> [THE INPUT]:
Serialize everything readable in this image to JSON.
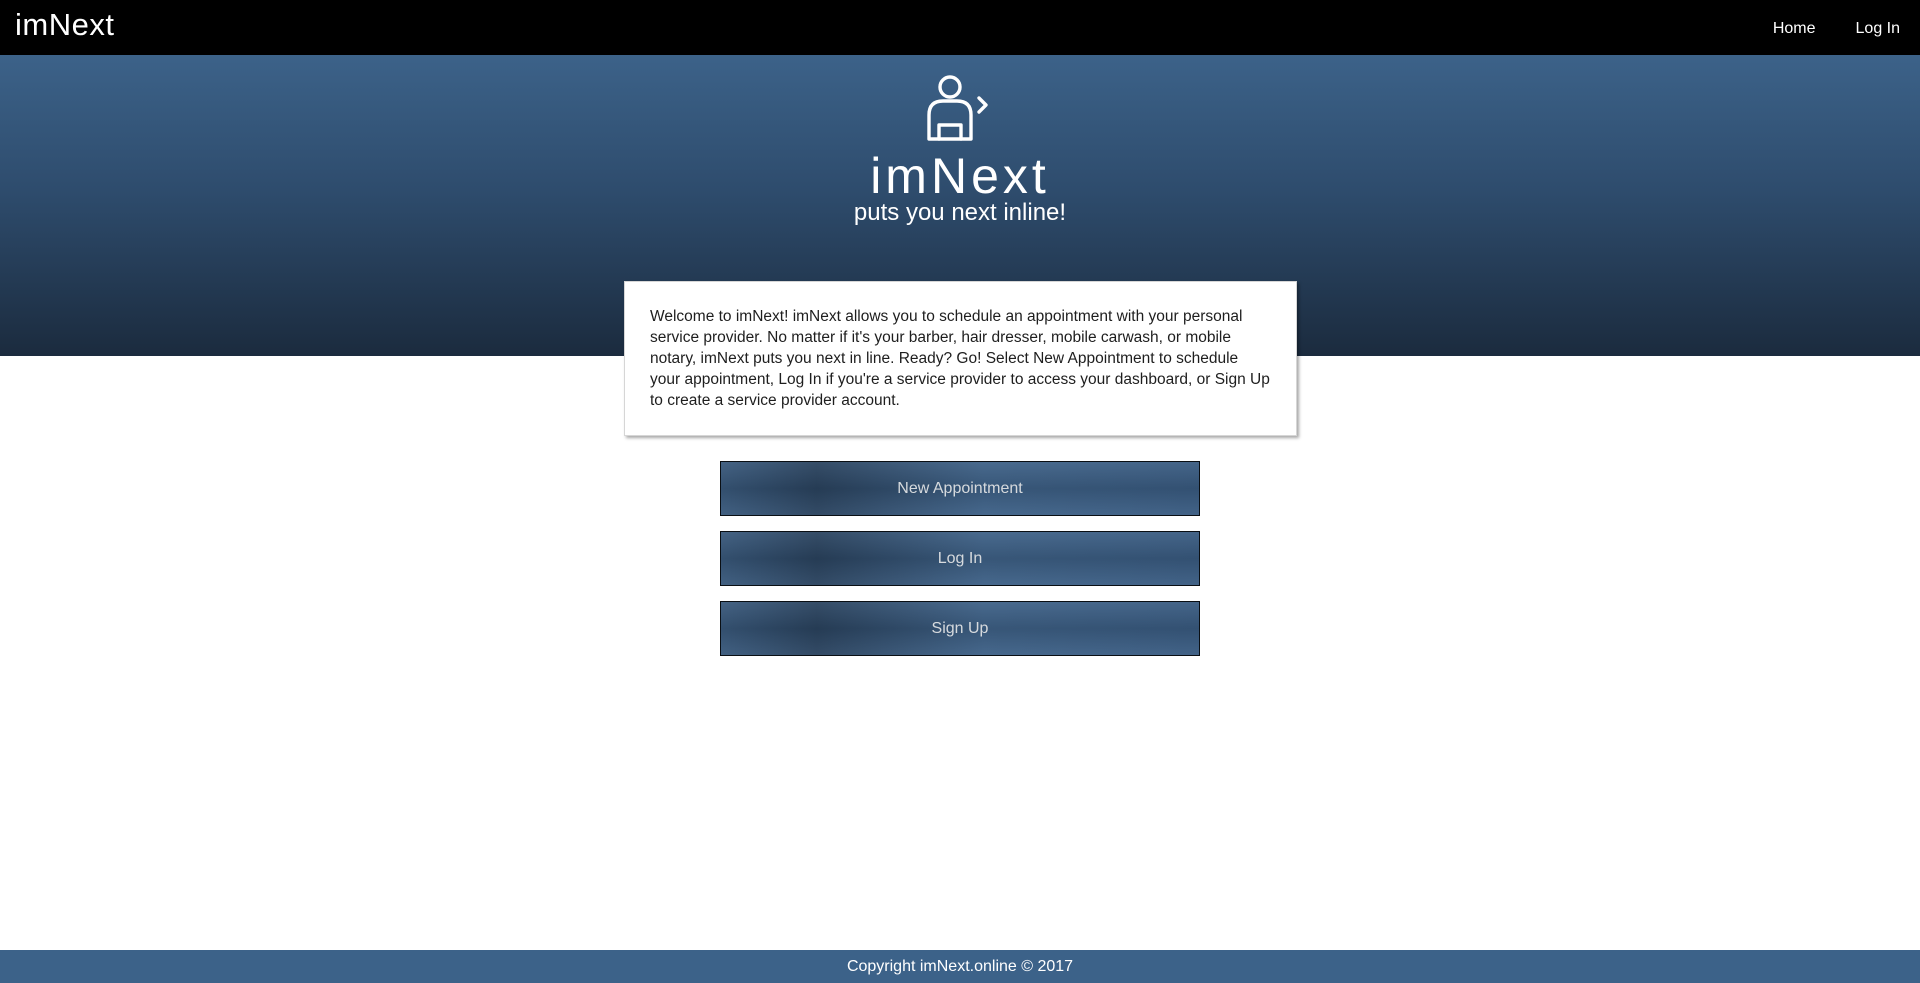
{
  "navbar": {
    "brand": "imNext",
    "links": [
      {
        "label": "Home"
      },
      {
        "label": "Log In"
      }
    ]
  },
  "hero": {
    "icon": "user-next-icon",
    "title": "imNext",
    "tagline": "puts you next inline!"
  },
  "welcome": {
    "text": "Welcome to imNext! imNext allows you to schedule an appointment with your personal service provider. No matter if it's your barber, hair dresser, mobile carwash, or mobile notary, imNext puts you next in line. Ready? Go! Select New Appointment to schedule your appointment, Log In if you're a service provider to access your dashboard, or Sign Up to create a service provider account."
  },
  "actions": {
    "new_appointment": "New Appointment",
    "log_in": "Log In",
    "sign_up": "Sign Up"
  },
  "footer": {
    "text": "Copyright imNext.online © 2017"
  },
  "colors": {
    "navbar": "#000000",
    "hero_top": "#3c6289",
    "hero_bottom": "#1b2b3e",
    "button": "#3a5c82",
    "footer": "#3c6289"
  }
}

...

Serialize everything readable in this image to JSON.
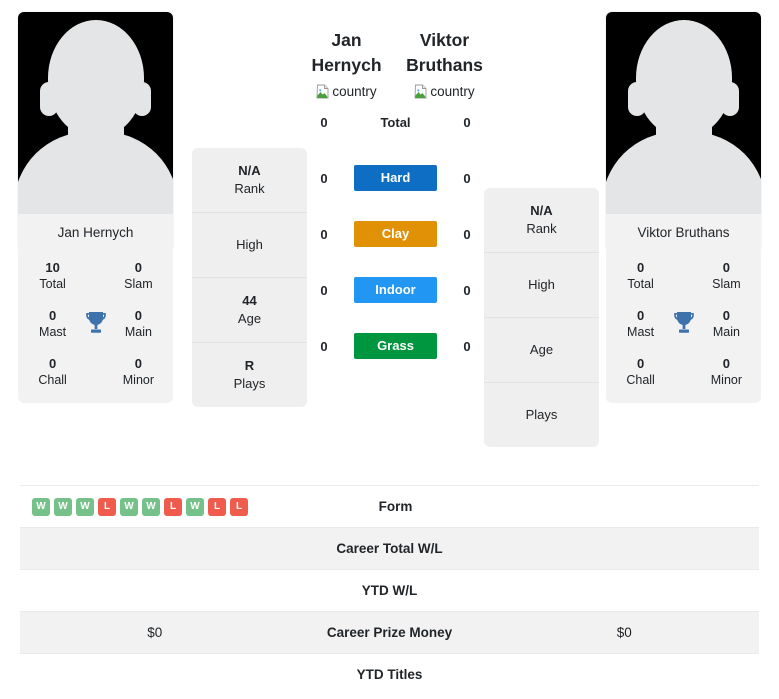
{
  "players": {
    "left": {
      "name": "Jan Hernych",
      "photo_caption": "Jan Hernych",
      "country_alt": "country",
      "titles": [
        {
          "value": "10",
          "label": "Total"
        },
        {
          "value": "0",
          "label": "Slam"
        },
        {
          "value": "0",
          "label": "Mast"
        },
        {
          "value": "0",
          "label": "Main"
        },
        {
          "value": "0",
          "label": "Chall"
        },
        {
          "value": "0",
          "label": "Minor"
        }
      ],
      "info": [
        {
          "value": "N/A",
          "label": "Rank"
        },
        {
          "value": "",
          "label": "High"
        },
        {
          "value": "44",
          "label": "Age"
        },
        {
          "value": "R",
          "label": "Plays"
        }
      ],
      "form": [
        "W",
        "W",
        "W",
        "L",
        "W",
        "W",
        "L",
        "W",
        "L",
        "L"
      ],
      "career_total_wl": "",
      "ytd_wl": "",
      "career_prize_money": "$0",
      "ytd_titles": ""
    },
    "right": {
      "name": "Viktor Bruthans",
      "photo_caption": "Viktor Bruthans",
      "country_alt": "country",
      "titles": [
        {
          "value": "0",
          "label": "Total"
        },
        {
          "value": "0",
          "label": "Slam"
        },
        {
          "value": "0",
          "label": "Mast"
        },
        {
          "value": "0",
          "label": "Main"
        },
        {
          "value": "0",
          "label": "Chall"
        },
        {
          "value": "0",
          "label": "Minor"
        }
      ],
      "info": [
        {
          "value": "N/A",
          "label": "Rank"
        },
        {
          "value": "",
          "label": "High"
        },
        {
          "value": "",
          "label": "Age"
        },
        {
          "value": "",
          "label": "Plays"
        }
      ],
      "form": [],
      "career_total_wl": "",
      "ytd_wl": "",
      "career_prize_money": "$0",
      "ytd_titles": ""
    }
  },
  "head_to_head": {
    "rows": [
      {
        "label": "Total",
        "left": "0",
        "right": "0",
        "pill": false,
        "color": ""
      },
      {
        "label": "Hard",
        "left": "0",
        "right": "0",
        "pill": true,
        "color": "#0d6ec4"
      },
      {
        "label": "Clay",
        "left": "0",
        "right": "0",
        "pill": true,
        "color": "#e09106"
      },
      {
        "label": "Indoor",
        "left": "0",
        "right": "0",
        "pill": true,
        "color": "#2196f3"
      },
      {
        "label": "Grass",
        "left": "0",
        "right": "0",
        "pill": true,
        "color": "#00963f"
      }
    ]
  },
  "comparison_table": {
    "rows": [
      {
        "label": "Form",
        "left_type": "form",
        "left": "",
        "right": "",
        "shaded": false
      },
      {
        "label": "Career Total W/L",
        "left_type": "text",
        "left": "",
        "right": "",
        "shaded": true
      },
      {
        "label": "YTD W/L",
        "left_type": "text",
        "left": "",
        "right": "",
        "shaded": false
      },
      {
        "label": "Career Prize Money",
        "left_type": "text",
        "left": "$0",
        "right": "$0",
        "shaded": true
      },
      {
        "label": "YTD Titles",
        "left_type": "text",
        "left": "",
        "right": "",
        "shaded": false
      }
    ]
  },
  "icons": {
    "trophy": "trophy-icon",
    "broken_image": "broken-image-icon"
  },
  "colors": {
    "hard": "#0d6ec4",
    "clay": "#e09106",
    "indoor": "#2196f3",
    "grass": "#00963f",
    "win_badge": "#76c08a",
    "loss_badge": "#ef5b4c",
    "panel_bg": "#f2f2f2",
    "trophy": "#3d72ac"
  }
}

> [TASK PROMPT]: Looking at the records above, tally the lines holding "Viktor" and reply with that number only.

> [EXERCISE SOLUTION]: 2